Excerpt:
"""

We want to match this approximately, to ensure we are consistent to clients

In [None]:
# read csv
check = pd.read_csv(os.path.join(out_fol, r"ShorelineMonitor_1984_2021_v1.5_set1_filtered_extended_sedtypeV2.csv"))

In [None]:
print(check.keys())
print(check.shape)

## Get the AOI

In [None]:
# filter based on pre-drawn (in QGIS and exported as .shp and .geojson) AOI

# load dataset
for files in os.listdir(os.path.join(aoi_fol, 'AOI')):
    if 'AOI_FR.geojson' in files:
        print(files)
        with open(os.path.join(aoi_fol, 'AOI', files)) as f:
            gj = geojson.load(f)

# revert to polygons
polygons = []
props = []
for i in gj['features']:
    try:
        polygons.append(Polygon(i['geometry']['coordinates'][0][0]))
    except:
        polygons.append(Polygon(i['geometry']['coordinates'][0]))
    props.append(i['properties']['id'])

AOI_gdf = gpd.GeoDataFrame(data={'area': props}, geometry=polygons, crs="EPSG:4326")

In [None]:
# show it on a map
m = Map(basemap=basemaps.Esri.WorldImagery, scroll_wheel_zoom=True)
m.center = (0,0)
m.zoom = 2
m.layout.height = "900px"
m.add(GeoData(geo_dataframe=AOI_gdf))
m

In [None]:
# instead of loading an AOI, could also use the map to set a AOI
from coastpy.geo.utils import get_region_of_interest_from_map

# roi = get_region_of_interest_from_map(m, default_extent=(4.796, 53.108, 5.229, 53.272))
# west, south, east, north = roi.geometry.item().bounds

## Fetch data from the databases

In [None]:
db_change = coastpy.io.STACQueryEngine(
    stac_collection=collection_change,
    storage_backend="azure",
    # columns = ["geometry", "transect_id", "sds:change_rate"] ... # when you don't need all data
)

"""

Supplied data:
"""

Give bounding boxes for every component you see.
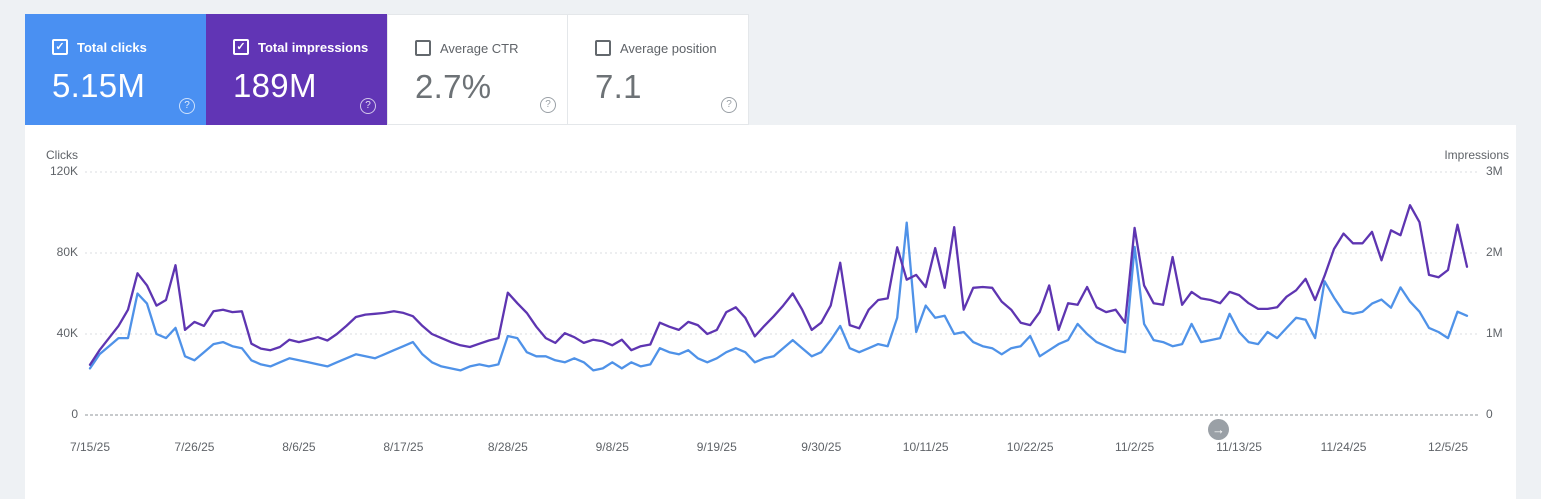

"""

Challenge: Write out the entire notebook excerpt on loading the shoreline data and AOI, reproducing every line unchanged.

Task output:
We want to match this approximately, to ensure we are consistent to clients

In [None]:
# read csv
check = pd.read_csv(os.path.join(out_fol, r"ShorelineMonitor_1984_2021_v1.5_set1_filtered_extended_sedtypeV2.csv"))

In [None]:
print(check.keys())
print(check.shape)

## Get the AOI

In [None]:
# filter based on pre-drawn (in QGIS and exported as .shp and .geojson) AOI

# load dataset
for files in os.listdir(os.path.join(aoi_fol, 'AOI')):
    if 'AOI_FR.geojson' in files:
        print(files)
        with open(os.path.join(aoi_fol, 'AOI', files)) as f:
            gj = geojson.load(f)

# revert to polygons
polygons = []
props = []
for i in gj['features']:
    try:
        polygons.append(Polygon(i['geometry']['coordinates'][0][0]))
    except:
        polygons.append(Polygon(i['geometry']['coordinates'][0]))
    props.append(i['properties']['id'])

AOI_gdf = gpd.GeoDataFrame(data={'area': props}, geometry=polygons, crs="EPSG:4326")

In [None]:
# show it on a map
m = Map(basemap=basemaps.Esri.WorldImagery, scroll_wheel_zoom=True)
m.center = (0,0)
m.zoom = 2
m.layout.height = "900px"
m.add(GeoData(geo_dataframe=AOI_gdf))
m

In [None]:
# instead of loading an AOI, could also use the map to set a AOI
from coastpy.geo.utils import get_region_of_interest_from_map

# roi = get_region_of_interest_from_map(m, default_extent=(4.796, 53.108, 5.229, 53.272))
# west, south, east, north = roi.geometry.item().bounds

## Fetch data from the databases

In [None]:
db_change = coastpy.io.STACQueryEngine(
    stac_collection=collection_change,
    storage_backend="azure",
    # columns = ["geometry", "transect_id", "sds:change_rate"] ... # when you don't need all data
)